▸ **Given information**
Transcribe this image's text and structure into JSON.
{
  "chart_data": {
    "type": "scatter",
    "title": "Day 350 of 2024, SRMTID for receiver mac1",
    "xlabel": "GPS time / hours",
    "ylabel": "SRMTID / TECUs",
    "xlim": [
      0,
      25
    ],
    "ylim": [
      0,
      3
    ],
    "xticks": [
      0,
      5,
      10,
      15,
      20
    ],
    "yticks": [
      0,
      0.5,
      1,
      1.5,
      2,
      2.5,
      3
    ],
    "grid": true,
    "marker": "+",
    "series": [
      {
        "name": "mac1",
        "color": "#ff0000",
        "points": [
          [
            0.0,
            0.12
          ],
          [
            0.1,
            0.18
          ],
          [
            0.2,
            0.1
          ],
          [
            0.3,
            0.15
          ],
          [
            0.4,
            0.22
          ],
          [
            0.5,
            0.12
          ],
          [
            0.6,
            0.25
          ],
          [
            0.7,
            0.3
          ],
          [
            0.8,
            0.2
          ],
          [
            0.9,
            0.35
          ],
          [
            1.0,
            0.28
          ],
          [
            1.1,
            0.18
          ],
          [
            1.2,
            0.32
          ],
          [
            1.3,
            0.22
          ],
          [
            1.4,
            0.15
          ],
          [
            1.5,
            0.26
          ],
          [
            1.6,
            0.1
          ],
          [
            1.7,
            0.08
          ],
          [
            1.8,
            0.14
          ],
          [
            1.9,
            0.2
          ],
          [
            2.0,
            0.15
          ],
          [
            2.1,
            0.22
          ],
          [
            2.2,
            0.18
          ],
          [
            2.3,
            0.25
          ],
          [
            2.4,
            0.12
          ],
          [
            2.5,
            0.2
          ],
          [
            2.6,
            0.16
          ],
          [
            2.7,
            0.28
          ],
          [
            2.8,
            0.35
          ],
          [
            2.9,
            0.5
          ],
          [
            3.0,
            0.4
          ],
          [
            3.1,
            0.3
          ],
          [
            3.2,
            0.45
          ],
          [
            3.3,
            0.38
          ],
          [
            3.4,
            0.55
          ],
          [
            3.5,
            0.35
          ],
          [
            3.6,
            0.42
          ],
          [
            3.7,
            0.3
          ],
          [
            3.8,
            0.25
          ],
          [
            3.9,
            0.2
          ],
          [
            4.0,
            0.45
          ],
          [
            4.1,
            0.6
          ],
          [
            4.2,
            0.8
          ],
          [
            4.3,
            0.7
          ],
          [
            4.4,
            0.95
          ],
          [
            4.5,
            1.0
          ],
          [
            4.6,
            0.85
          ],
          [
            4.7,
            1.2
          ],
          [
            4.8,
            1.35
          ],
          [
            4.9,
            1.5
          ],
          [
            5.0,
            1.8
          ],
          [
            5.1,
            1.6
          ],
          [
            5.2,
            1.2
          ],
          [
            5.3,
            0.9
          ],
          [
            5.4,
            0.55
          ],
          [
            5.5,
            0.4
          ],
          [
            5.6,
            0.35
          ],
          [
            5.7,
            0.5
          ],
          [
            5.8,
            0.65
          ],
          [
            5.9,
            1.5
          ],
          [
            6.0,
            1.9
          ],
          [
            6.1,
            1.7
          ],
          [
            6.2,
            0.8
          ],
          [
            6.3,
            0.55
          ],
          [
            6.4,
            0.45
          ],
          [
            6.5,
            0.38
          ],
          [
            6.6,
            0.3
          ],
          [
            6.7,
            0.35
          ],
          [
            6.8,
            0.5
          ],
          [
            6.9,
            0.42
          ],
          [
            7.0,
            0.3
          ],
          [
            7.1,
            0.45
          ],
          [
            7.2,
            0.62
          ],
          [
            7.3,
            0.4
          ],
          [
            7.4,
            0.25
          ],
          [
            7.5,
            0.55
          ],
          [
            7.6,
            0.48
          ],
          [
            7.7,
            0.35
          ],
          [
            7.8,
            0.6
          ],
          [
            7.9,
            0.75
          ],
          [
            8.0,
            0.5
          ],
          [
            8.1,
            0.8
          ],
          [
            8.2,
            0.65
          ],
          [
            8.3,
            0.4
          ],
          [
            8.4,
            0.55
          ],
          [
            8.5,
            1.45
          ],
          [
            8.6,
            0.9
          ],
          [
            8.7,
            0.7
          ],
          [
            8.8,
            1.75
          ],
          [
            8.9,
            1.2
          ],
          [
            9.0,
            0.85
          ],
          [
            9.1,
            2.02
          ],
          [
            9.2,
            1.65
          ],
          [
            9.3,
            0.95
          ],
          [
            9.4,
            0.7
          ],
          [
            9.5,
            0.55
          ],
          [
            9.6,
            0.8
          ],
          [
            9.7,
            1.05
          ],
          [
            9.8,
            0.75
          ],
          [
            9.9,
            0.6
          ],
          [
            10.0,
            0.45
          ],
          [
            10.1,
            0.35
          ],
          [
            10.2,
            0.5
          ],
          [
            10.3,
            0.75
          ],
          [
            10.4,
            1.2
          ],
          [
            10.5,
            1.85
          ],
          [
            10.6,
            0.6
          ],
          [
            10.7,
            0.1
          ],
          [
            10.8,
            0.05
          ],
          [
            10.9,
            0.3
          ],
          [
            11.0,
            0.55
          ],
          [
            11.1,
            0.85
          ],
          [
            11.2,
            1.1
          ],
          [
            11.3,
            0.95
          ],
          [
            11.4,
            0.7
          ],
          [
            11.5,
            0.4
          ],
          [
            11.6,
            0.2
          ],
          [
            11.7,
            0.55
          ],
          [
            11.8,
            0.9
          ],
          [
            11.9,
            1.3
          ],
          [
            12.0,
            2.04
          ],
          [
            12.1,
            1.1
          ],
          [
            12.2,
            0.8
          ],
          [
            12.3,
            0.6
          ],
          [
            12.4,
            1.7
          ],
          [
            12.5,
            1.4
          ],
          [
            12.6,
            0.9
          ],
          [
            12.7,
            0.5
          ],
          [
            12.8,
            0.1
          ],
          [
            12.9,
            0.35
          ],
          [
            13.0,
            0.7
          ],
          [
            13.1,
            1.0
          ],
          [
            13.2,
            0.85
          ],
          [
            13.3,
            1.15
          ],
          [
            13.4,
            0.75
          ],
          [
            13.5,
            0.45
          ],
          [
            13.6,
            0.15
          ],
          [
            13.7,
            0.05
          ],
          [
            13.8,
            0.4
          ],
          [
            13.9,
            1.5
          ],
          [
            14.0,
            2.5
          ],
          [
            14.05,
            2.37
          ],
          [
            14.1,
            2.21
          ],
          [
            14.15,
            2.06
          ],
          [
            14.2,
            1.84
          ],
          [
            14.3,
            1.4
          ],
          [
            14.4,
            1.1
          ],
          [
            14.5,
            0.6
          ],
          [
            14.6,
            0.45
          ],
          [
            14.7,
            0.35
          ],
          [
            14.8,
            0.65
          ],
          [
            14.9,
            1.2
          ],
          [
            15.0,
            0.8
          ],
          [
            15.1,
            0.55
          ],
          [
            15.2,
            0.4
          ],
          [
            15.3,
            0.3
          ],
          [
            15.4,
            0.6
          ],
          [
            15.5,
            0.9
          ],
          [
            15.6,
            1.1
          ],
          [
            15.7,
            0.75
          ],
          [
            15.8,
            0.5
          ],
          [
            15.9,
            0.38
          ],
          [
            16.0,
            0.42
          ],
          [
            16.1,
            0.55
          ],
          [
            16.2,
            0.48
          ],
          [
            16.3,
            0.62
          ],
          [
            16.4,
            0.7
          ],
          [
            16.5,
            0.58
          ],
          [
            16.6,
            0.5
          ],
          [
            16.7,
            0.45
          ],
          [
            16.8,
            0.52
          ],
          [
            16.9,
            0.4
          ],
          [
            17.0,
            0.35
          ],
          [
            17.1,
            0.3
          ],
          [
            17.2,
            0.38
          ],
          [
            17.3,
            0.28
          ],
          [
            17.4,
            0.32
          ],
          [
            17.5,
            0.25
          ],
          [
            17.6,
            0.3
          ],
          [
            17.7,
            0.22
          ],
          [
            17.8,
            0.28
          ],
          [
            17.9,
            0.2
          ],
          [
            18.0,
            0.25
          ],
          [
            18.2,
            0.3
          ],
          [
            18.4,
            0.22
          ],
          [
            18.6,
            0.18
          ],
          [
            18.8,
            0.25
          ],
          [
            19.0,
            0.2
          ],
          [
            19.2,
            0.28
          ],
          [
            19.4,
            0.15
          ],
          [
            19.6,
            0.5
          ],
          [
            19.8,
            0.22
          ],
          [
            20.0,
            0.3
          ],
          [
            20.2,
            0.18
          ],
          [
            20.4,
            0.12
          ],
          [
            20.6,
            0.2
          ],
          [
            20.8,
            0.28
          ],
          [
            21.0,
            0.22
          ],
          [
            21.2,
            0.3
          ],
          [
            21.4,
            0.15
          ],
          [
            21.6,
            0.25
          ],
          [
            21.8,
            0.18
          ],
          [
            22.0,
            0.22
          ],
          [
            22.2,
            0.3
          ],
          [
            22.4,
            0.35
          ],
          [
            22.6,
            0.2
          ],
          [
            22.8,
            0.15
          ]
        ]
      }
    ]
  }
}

▸ **Exercise prompt**
Identify which lines contain the word "SRMTID" and copy each one.

▸ **Written reply**
    "title": "Day 350 of 2024, SRMTID for receiver mac1",
    "ylabel": "SRMTID / TECUs",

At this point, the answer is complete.